_Written exercise A:_ In the Nevada 1-to-1 computing article, condense the paragraph beginning "The state recently passed SB 467" into a short bulleted list that keeps its main facts.
_Written exercise B:_ Translate this sentence from the Nevada 1-to-1 computing article into Spanish: "Nevada Governor Brian Sandoval has signed a bill this week that enshrines 1-to-1 computing in education into state law."
_Written exercise C:_ Reproduce the stretch of the Nevada 1-to-1 computing article from "In addition to" through "coaching for teachers.", swapping "tech coaching" for "professional development".

Policy

Nevada Governor Signs 1-to-1 Computing into Law

Nevada Governor Brian Sandoval has signed a bill this week that enshrines 1-to-1 computing in education into state law.

The state recently passed SB 467, which codified the Nevada Ready 21 (NR21) program into law and provides funding for the program. NR 21 began in 2015, when Sandoval included $20 million for a statewide 1-to-1 program in his budget. In 2016, CTL was selected to provide Chromebooks for the initiative.

The new law follows a 1-to-1 rollout among 19,000 students in grades 5-8 and an implementation report that returned positive marks for the program, finding that students are more self-directed, collaborative and engaged in problem-solving.

In addition to the computers, the state's contract with CTL includes access to applications such as NCLab, Pocket Lab and web filtering, as well as provisions for IT support and tech coaching for teachers.

_Data:_
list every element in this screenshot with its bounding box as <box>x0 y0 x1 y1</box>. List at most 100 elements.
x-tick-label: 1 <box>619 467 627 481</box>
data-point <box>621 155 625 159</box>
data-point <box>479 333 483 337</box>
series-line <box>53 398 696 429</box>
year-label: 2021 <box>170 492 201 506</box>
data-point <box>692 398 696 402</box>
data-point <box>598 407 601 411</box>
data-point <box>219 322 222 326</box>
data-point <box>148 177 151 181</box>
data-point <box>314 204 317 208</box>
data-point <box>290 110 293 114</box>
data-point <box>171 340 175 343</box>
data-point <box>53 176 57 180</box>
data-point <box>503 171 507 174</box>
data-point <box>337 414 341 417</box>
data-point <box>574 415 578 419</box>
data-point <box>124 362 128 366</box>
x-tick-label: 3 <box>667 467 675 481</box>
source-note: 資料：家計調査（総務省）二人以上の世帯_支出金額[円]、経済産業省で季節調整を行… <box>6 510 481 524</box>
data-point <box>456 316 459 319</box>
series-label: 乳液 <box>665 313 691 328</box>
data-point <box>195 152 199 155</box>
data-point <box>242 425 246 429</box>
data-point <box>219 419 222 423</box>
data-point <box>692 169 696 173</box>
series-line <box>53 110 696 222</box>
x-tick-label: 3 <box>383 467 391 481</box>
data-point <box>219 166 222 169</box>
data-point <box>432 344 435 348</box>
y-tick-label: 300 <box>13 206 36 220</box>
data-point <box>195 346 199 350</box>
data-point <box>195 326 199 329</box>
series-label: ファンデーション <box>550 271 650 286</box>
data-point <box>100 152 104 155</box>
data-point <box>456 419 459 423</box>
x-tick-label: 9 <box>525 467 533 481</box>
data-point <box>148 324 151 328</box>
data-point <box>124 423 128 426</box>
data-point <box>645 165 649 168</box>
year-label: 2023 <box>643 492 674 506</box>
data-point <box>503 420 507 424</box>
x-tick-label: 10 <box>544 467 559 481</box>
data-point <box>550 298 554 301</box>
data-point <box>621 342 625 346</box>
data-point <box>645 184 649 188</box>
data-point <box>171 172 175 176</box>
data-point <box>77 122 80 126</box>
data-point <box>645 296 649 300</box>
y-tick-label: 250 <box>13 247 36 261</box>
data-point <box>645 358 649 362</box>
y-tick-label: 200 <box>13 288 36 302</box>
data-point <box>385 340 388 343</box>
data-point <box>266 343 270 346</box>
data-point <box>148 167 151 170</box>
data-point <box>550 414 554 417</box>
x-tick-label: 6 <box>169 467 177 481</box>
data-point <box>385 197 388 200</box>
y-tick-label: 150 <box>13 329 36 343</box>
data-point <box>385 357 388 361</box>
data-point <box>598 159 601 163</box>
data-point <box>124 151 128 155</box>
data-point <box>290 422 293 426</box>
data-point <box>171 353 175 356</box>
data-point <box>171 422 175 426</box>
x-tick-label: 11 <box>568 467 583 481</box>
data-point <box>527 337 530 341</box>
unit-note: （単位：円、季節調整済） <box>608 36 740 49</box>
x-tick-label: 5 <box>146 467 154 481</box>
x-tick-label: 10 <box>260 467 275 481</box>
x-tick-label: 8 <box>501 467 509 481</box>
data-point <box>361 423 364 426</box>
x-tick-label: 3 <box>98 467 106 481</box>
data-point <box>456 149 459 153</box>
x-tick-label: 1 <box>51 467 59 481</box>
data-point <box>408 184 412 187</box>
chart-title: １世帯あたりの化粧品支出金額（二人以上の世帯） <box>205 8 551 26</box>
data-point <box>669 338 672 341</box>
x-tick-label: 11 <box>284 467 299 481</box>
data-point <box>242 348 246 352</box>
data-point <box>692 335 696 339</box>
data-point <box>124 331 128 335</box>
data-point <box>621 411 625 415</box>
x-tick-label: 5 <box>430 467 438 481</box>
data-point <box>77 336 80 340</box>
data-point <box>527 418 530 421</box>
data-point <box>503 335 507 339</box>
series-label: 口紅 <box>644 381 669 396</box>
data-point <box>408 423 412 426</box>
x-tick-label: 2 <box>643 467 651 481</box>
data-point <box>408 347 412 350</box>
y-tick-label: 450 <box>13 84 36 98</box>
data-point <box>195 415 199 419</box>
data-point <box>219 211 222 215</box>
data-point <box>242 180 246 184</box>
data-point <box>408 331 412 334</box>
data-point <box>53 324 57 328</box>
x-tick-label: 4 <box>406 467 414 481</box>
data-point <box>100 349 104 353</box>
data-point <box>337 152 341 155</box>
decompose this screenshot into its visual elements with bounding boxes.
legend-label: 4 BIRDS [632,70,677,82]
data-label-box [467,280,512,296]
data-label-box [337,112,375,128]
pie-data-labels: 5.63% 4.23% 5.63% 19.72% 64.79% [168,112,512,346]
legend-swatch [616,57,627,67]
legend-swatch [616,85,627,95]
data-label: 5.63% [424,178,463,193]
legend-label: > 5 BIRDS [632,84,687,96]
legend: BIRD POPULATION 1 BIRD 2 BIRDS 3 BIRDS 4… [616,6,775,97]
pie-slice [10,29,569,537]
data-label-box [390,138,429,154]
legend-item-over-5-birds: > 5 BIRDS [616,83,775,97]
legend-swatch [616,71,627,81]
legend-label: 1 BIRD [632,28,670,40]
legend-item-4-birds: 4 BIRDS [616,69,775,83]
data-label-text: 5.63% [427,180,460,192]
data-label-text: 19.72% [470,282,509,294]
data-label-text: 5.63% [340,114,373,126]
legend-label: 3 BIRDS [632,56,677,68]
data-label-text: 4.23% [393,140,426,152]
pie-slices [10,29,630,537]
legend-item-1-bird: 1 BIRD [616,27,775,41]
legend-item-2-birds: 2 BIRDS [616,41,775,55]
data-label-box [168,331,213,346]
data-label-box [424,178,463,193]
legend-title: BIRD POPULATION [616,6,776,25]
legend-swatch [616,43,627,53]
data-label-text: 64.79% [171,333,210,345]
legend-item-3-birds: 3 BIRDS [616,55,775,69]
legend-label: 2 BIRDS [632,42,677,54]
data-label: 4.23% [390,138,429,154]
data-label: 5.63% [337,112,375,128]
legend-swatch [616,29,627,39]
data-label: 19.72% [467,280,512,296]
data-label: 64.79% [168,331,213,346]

_Answer A:_
- SB 467 wrote the Nevada Ready 21 (NR21) program into state law and provides funding for it.
- NR21 began in 2015, when Sandoval put $20 million for a statewide 1-to-1 program in his budget.
- CTL was selected in 2016 to supply Chromebooks for the initiative.

_Answer B:_ El gobernador de Nevada, Brian Sandoval, firmó esta semana un proyecto de ley que consagra en la legislación estatal la informática 1 a 1 en la educación.

_Answer C:_
In addition to the computers, the state's contract with CTL includes access to applications such as NCLab, Pocket Lab and web filtering, as well as provisions for IT support and professional development for teachers.